Saved entries
• • • • •
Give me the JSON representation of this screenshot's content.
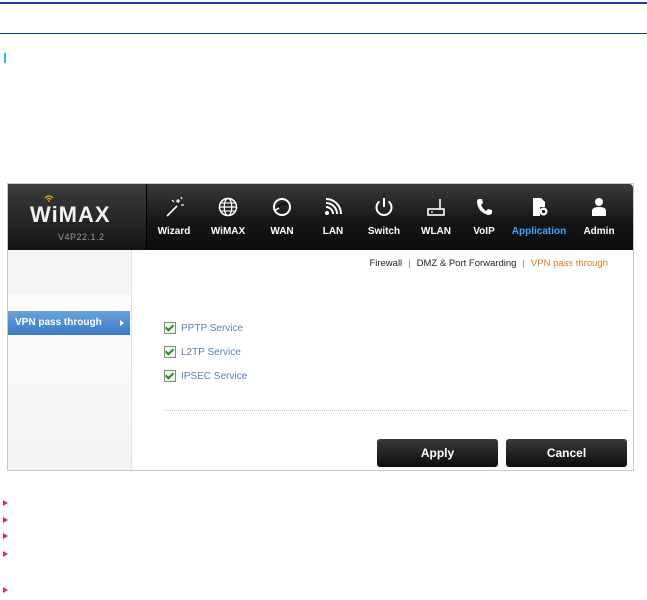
{
  "brand": {
    "logo_text": "WiMAX",
    "version": "V4P22.1.2"
  },
  "nav": {
    "items": [
      {
        "label": "Wizard",
        "icon": "wand-icon"
      },
      {
        "label": "WiMAX",
        "icon": "globe-icon"
      },
      {
        "label": "WAN",
        "icon": "globe-swirl-icon"
      },
      {
        "label": "LAN",
        "icon": "signal-icon"
      },
      {
        "label": "Switch",
        "icon": "power-icon"
      },
      {
        "label": "WLAN",
        "icon": "router-icon"
      },
      {
        "label": "VoIP",
        "icon": "phone-icon"
      },
      {
        "label": "Application",
        "icon": "app-gear-icon"
      },
      {
        "label": "Admin",
        "icon": "user-icon"
      }
    ],
    "active": "Application"
  },
  "subnav": {
    "firewall": "Firewall",
    "sep1": "|",
    "dmz": "DMZ & Port Forwarding",
    "sep2": "|",
    "vpn": "VPN pass through"
  },
  "sidebar": {
    "items": [
      {
        "label": "VPN pass through"
      }
    ]
  },
  "options": [
    {
      "label": "PPTP Service",
      "checked": true
    },
    {
      "label": "L2TP Service",
      "checked": true
    },
    {
      "label": "IPSEC Service",
      "checked": true
    }
  ],
  "buttons": {
    "apply": "Apply",
    "cancel": "Cancel"
  },
  "colors": {
    "accent": "#3ea6ff",
    "subnav_active": "#e07a1f",
    "sidebar_active": "#4a86cf",
    "bullet": "#e2247a",
    "rule": "#1b3f99"
  }
}
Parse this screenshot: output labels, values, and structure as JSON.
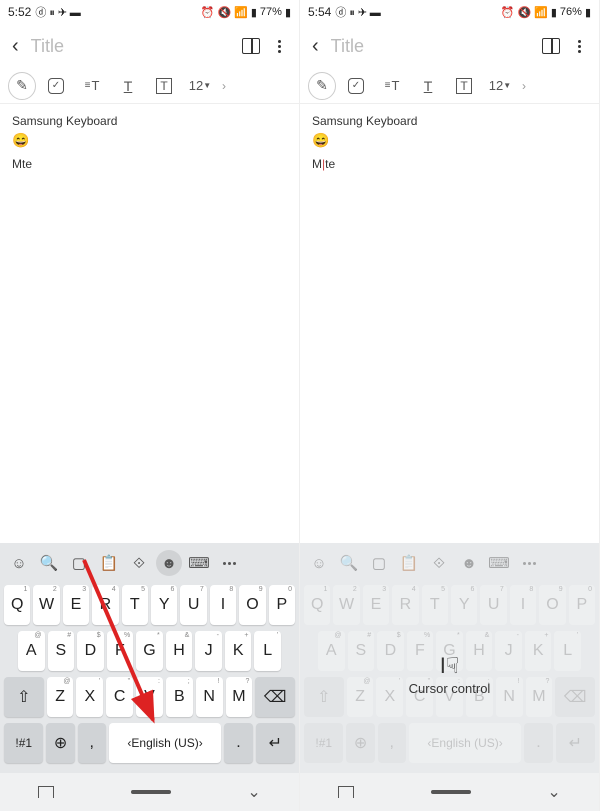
{
  "left": {
    "status": {
      "time": "5:52",
      "battery": "77%"
    },
    "title_placeholder": "Title",
    "font_size": "12",
    "content_title": "Samsung Keyboard",
    "emoji": "😄",
    "text": "Mte",
    "space_label": "English (US)"
  },
  "right": {
    "status": {
      "time": "5:54",
      "battery": "76%"
    },
    "title_placeholder": "Title",
    "font_size": "12",
    "content_title": "Samsung Keyboard",
    "emoji": "😄",
    "text_pre": "M",
    "text_post": "te",
    "space_label": "English (US)",
    "overlay_label": "Cursor control"
  },
  "symbol_key": "!#1",
  "keys": {
    "r1": [
      "Q",
      "W",
      "E",
      "R",
      "T",
      "Y",
      "U",
      "I",
      "O",
      "P"
    ],
    "r1s": [
      "1",
      "2",
      "3",
      "4",
      "5",
      "6",
      "7",
      "8",
      "9",
      "0"
    ],
    "r2": [
      "A",
      "S",
      "D",
      "F",
      "G",
      "H",
      "J",
      "K",
      "L"
    ],
    "r2s": [
      "@",
      "#",
      "$",
      "%",
      "*",
      "&",
      "-",
      "+",
      "'"
    ],
    "r3": [
      "Z",
      "X",
      "C",
      "V",
      "B",
      "N",
      "M"
    ],
    "r3s": [
      "@",
      "'",
      "\"",
      ":",
      ";",
      "!",
      "?"
    ]
  }
}
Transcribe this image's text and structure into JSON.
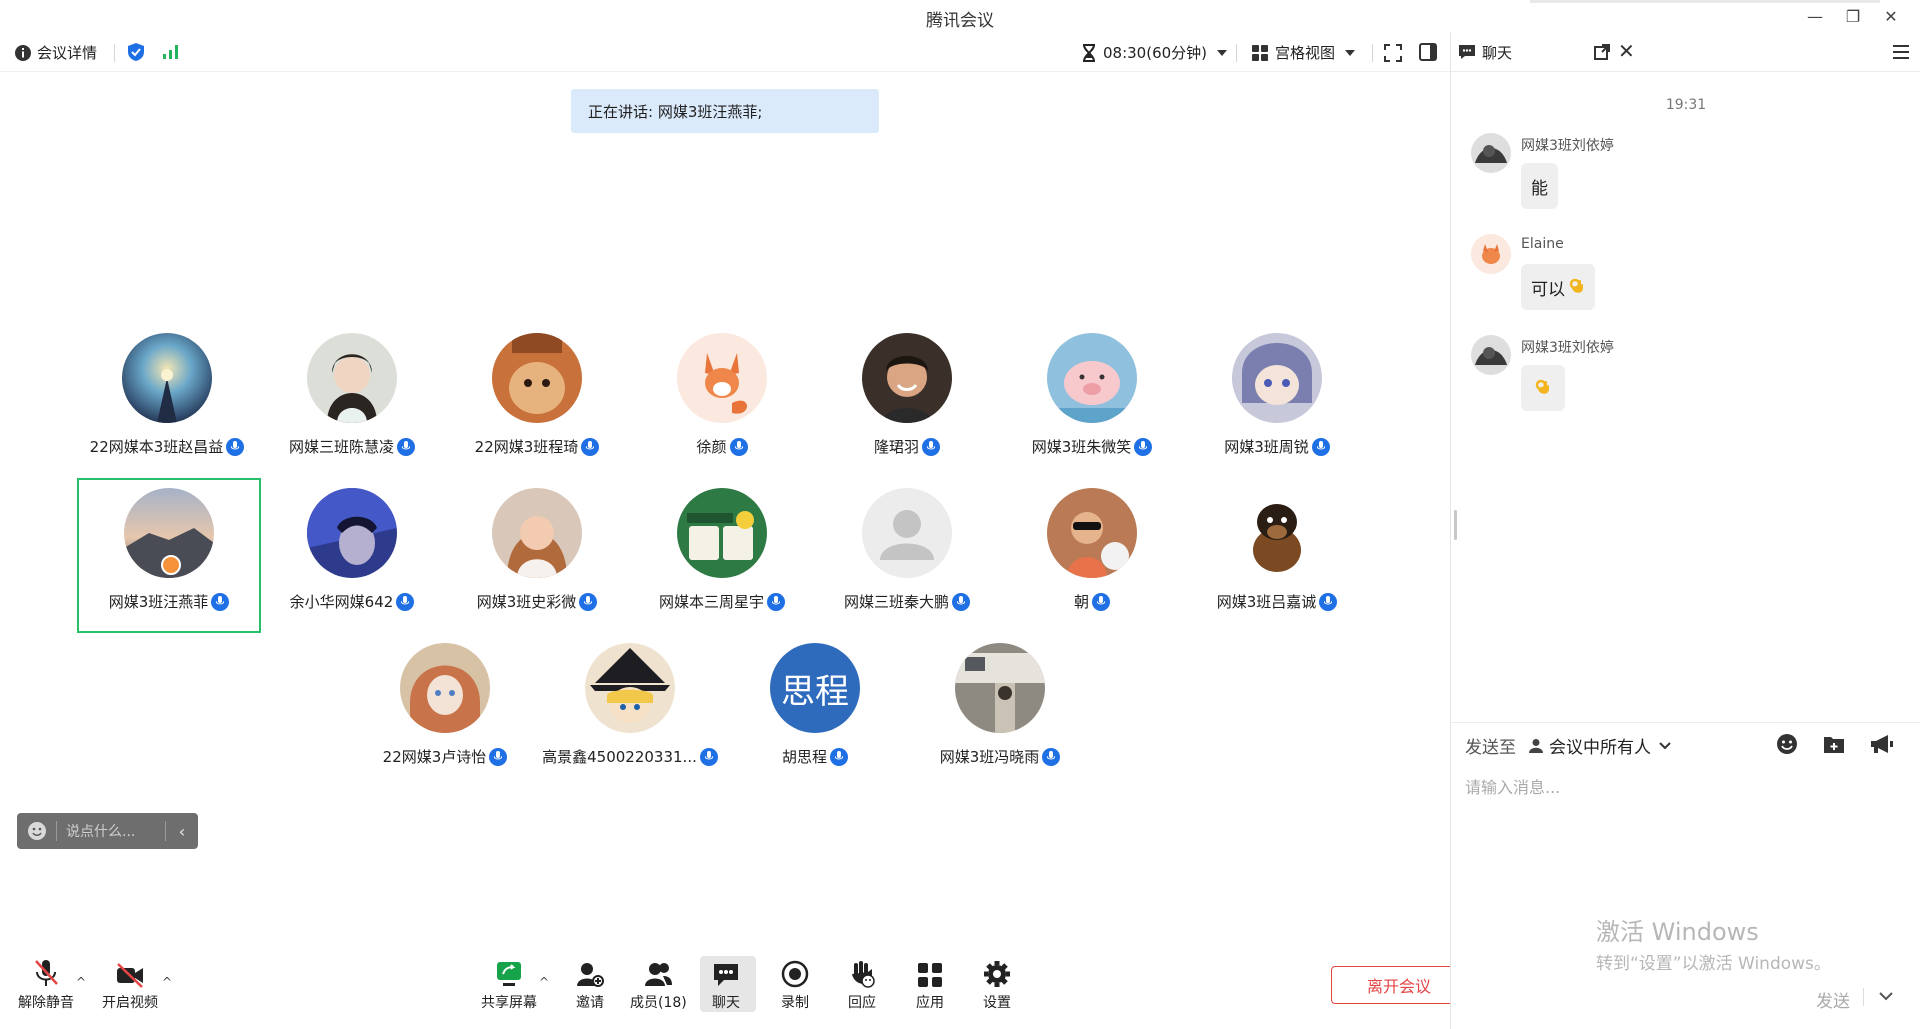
{
  "window": {
    "title": "腾讯会议"
  },
  "toolbar": {
    "meeting_info": "会议详情",
    "timer": "08:30(60分钟)",
    "view_mode": "宫格视图"
  },
  "stage": {
    "speaking": "正在讲话: 网媒3班汪燕菲;"
  },
  "participants": [
    {
      "name": "22网媒本3班赵昌益"
    },
    {
      "name": "网媒三班陈慧凌"
    },
    {
      "name": "22网媒3班程琦"
    },
    {
      "name": "徐颜"
    },
    {
      "name": "隆珺羽"
    },
    {
      "name": "网媒3班朱微笑"
    },
    {
      "name": "网媒3班周锐"
    },
    {
      "name": "网媒3班汪燕菲"
    },
    {
      "name": "余小华网媒642"
    },
    {
      "name": "网媒3班史彩微"
    },
    {
      "name": "网媒本三周星宇"
    },
    {
      "name": "网媒三班秦大鹏"
    },
    {
      "name": "朝"
    },
    {
      "name": "网媒3班吕嘉诚"
    },
    {
      "name": "22网媒3卢诗怡"
    },
    {
      "name": "高景鑫4500220331..."
    },
    {
      "name": "胡思程",
      "avatar_text": "思程"
    },
    {
      "name": "网媒3班冯晓雨"
    }
  ],
  "quick_chat": {
    "placeholder": "说点什么..."
  },
  "bottom_bar": {
    "unmute": "解除静音",
    "start_video": "开启视频",
    "share_screen": "共享屏幕",
    "invite": "邀请",
    "members": "成员(18)",
    "chat": "聊天",
    "record": "录制",
    "reactions": "回应",
    "apps": "应用",
    "settings": "设置",
    "leave": "离开会议"
  },
  "chat": {
    "title": "聊天",
    "timestamp": "19:31",
    "messages": [
      {
        "sender": "网媒3班刘依婷",
        "text": "能"
      },
      {
        "sender": "Elaine",
        "text": "可以"
      },
      {
        "sender": "网媒3班刘依婷",
        "text": ""
      }
    ],
    "send_to_label": "发送至",
    "send_to_target": "会议中所有人",
    "input_placeholder": "请输入消息...",
    "send_label": "发送"
  },
  "watermark": {
    "line1": "激活 Windows",
    "line2": "转到“设置”以激活 Windows。"
  },
  "colors": {
    "accent": "#1f6fe5",
    "active_border": "#25c06a",
    "leave": "#e54545",
    "speaking_bg": "#dbeafb"
  }
}
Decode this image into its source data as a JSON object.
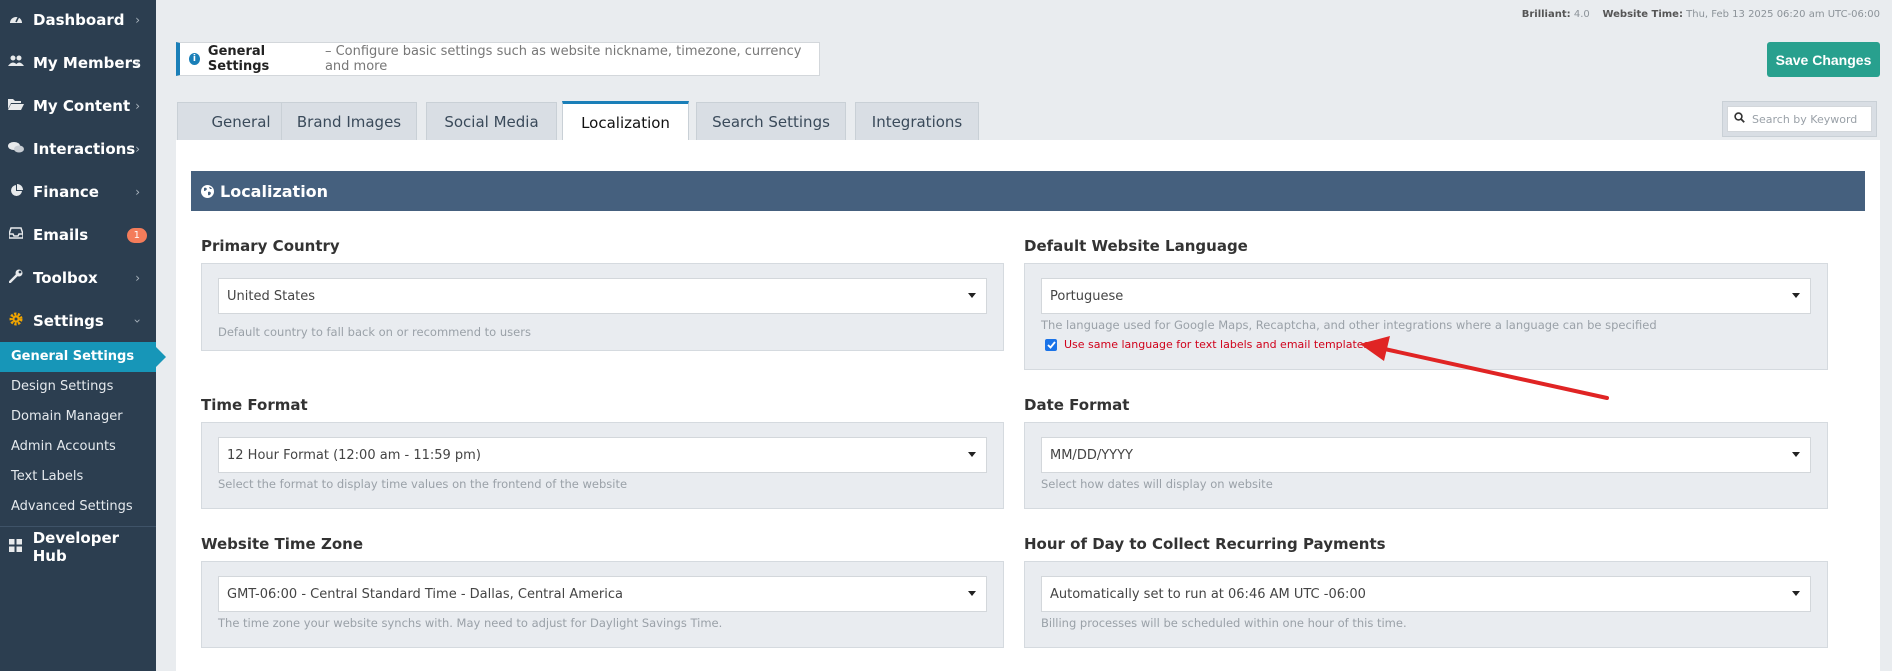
{
  "sidebar": {
    "items": [
      {
        "label": "Dashboard",
        "icon": "speedometer-icon"
      },
      {
        "label": "My Members",
        "icon": "users-icon"
      },
      {
        "label": "My Content",
        "icon": "folder-open-icon"
      },
      {
        "label": "Interactions",
        "icon": "chat-bubbles-icon"
      },
      {
        "label": "Finance",
        "icon": "pie-chart-icon"
      },
      {
        "label": "Emails",
        "icon": "inbox-icon",
        "badge": "1"
      },
      {
        "label": "Toolbox",
        "icon": "wrench-icon"
      },
      {
        "label": "Settings",
        "icon": "gear-icon"
      }
    ],
    "settings_sub": [
      {
        "label": "General Settings",
        "active": true
      },
      {
        "label": "Design Settings"
      },
      {
        "label": "Domain Manager"
      },
      {
        "label": "Admin Accounts"
      },
      {
        "label": "Text Labels"
      },
      {
        "label": "Advanced Settings"
      }
    ],
    "developer_hub": "Developer Hub"
  },
  "topbar": {
    "version_label": "Brilliant:",
    "version_value": "4.0",
    "time_label": "Website Time:",
    "time_value": "Thu, Feb 13 2025 06:20 am UTC-06:00"
  },
  "infobox": {
    "title": "General Settings",
    "description": "– Configure basic settings such as website nickname, timezone, currency and more"
  },
  "save_label": "Save Changes",
  "tabs": [
    "General",
    "Brand Images",
    "Social Media",
    "Localization",
    "Search Settings",
    "Integrations"
  ],
  "active_tab": "Localization",
  "search": {
    "placeholder": "Search by Keyword"
  },
  "section_title": "Localization",
  "fields": {
    "primary_country": {
      "label": "Primary Country",
      "value": "United States",
      "help": "Default country to fall back on or recommend to users"
    },
    "default_language": {
      "label": "Default Website Language",
      "value": "Portuguese",
      "help": "The language used for Google Maps, Recaptcha, and other integrations where a language can be specified",
      "checkbox_label": "Use same language for text labels and email templates",
      "checked": true
    },
    "time_format": {
      "label": "Time Format",
      "value": "12 Hour Format (12:00 am - 11:59 pm)",
      "help": "Select the format to display time values on the frontend of the website"
    },
    "date_format": {
      "label": "Date Format",
      "value": "MM/DD/YYYY",
      "help": "Select how dates will display on website"
    },
    "time_zone": {
      "label": "Website Time Zone",
      "value": "GMT-06:00 - Central Standard Time - Dallas, Central America",
      "help": "The time zone your website synchs with. May need to adjust for Daylight Savings Time."
    },
    "recurring_hour": {
      "label": "Hour of Day to Collect Recurring Payments",
      "value": "Automatically set to run at 06:46 AM UTC -06:00",
      "help": "Billing processes will be scheduled within one hour of this time."
    }
  },
  "colors": {
    "sidebar": "#2c3e50",
    "accent": "#1796b8",
    "save": "#28a08e",
    "section_header": "#45607e",
    "annotation": "#e02424"
  }
}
• • • • •
Copy out each line that contains the word "Select".

      "help": "Select the format to display time values on the frontend of the website"
      "help": "Select how dates will display on website"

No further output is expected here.